[Stored data]
## Start

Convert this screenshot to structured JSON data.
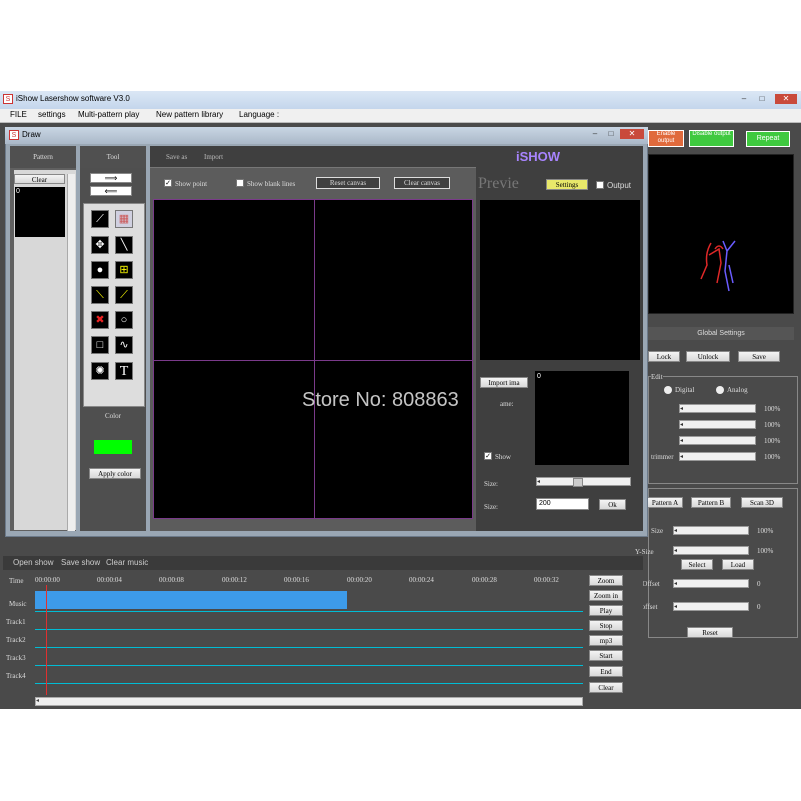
{
  "app": {
    "title": "iShow Lasershow software V3.0",
    "menu": [
      "FILE",
      "settings",
      "Multi-pattern play",
      "New pattern library",
      "Language :"
    ],
    "controls": {
      "min": "–",
      "max": "□",
      "close": "✕"
    }
  },
  "right_panel": {
    "enable_output": "Enable output",
    "disable_output": "Disable output",
    "repeat": "Repeat",
    "global_settings": "Global Settings",
    "lock": "Lock",
    "unlock": "Unlock",
    "save": "Save",
    "edit_label": "Edit",
    "digital": "Digital",
    "analog": "Analog",
    "percents": [
      "100%",
      "100%",
      "100%",
      "100%"
    ],
    "slider_fourth_label": "trimmer",
    "mid_buttons": [
      "Pattern A",
      "Pattern B",
      "Scan 3D"
    ],
    "size_label": "Size",
    "size_pct": "100%",
    "ysize_label": "Y-Size",
    "ysize_pct": "100%",
    "ok1": "Select",
    "ok2": "Load",
    "xoffset_label": "X-Offset",
    "xoffset_val": "0",
    "yoffset_label": "Y-offset",
    "yoffset_val": "0",
    "reset": "Reset",
    "colors": {
      "enable": "#e06a3c",
      "green": "#3fc93f"
    }
  },
  "draw": {
    "title": "Draw",
    "pattern_header": "Pattern",
    "tool_header": "Tool",
    "clear": "Clear",
    "pattern_item": "0",
    "save_as": "Save as",
    "import": "Import",
    "show_point": "Show point",
    "show_blank_lines": "Show blank lines",
    "reset_canvas": "Reset canvas",
    "clear_canvas": "Clear canvas",
    "color_label": "Color",
    "apply_color": "Apply color",
    "brand": "iSHOW",
    "preview": "Previe",
    "settings": "Settings",
    "output": "Output",
    "import_ima": "Import ima",
    "name_label": "ame:",
    "image_item": "0",
    "show": "Show",
    "size_label_1": "Size:",
    "size_label_2": "Size:",
    "size_value": "200",
    "ok": "Ok",
    "watermark": "Store No: 808863",
    "tool_icons": [
      "pen-icon",
      "eraser-icon",
      "move-icon",
      "line-icon",
      "dot-icon",
      "fill-icon",
      "brush-icon",
      "picker-icon",
      "delete-icon",
      "circle-icon",
      "square-icon",
      "wave-icon",
      "star-icon",
      "text-icon"
    ],
    "colors": {
      "swatch": "#00ff00",
      "brand": "#a884ff"
    }
  },
  "timeline": {
    "menu": [
      "Open show",
      "Save show",
      "Clear music"
    ],
    "time_label": "Time",
    "times": [
      "00:00:00",
      "00:00:04",
      "00:00:08",
      "00:00:12",
      "00:00:16",
      "00:00:20",
      "00:00:24",
      "00:00:28",
      "00:00:32"
    ],
    "tracks": [
      "Music",
      "Track1",
      "Track2",
      "Track3",
      "Track4"
    ],
    "buttons": [
      "Zoom",
      "Zoom in",
      "Play",
      "Stop",
      "mp3",
      "Start",
      "End",
      "Clear"
    ],
    "colors": {
      "music": "#3d9be9",
      "track_line": "#00bcd4",
      "cursor": "#e03030"
    }
  }
}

## End

• YOUR INSTRUCTIONS
Quote every record above exactly, omitting any pictures they contain.

• EXERCISE ANSWER
Convert this screenshot to structured JSON data.
{
  "app": {
    "title": "iShow Lasershow software V3.0",
    "menu": [
      "FILE",
      "settings",
      "Multi-pattern play",
      "New pattern library",
      "Language :"
    ],
    "controls": {
      "min": "–",
      "max": "□",
      "close": "✕"
    }
  },
  "right_panel": {
    "enable_output": "Enable output",
    "disable_output": "Disable output",
    "repeat": "Repeat",
    "global_settings": "Global Settings",
    "lock": "Lock",
    "unlock": "Unlock",
    "save": "Save",
    "edit_label": "Edit",
    "digital": "Digital",
    "analog": "Analog",
    "percents": [
      "100%",
      "100%",
      "100%",
      "100%"
    ],
    "slider_fourth_label": "trimmer",
    "mid_buttons": [
      "Pattern A",
      "Pattern B",
      "Scan 3D"
    ],
    "size_label": "Size",
    "size_pct": "100%",
    "ysize_label": "Y-Size",
    "ysize_pct": "100%",
    "ok1": "Select",
    "ok2": "Load",
    "xoffset_label": "X-Offset",
    "xoffset_val": "0",
    "yoffset_label": "Y-offset",
    "yoffset_val": "0",
    "reset": "Reset",
    "colors": {
      "enable": "#e06a3c",
      "green": "#3fc93f"
    }
  },
  "draw": {
    "title": "Draw",
    "pattern_header": "Pattern",
    "tool_header": "Tool",
    "clear": "Clear",
    "pattern_item": "0",
    "save_as": "Save as",
    "import": "Import",
    "show_point": "Show point",
    "show_blank_lines": "Show blank lines",
    "reset_canvas": "Reset canvas",
    "clear_canvas": "Clear canvas",
    "color_label": "Color",
    "apply_color": "Apply color",
    "brand": "iSHOW",
    "preview": "Previe",
    "settings": "Settings",
    "output": "Output",
    "import_ima": "Import ima",
    "name_label": "ame:",
    "image_item": "0",
    "show": "Show",
    "size_label_1": "Size:",
    "size_label_2": "Size:",
    "size_value": "200",
    "ok": "Ok",
    "watermark": "Store No: 808863",
    "tool_icons": [
      "pen-icon",
      "eraser-icon",
      "move-icon",
      "line-icon",
      "dot-icon",
      "fill-icon",
      "brush-icon",
      "picker-icon",
      "delete-icon",
      "circle-icon",
      "square-icon",
      "wave-icon",
      "star-icon",
      "text-icon"
    ],
    "colors": {
      "swatch": "#00ff00",
      "brand": "#a884ff"
    }
  },
  "timeline": {
    "menu": [
      "Open show",
      "Save show",
      "Clear music"
    ],
    "time_label": "Time",
    "times": [
      "00:00:00",
      "00:00:04",
      "00:00:08",
      "00:00:12",
      "00:00:16",
      "00:00:20",
      "00:00:24",
      "00:00:28",
      "00:00:32"
    ],
    "tracks": [
      "Music",
      "Track1",
      "Track2",
      "Track3",
      "Track4"
    ],
    "buttons": [
      "Zoom",
      "Zoom in",
      "Play",
      "Stop",
      "mp3",
      "Start",
      "End",
      "Clear"
    ],
    "colors": {
      "music": "#3d9be9",
      "track_line": "#00bcd4",
      "cursor": "#e03030"
    }
  }
}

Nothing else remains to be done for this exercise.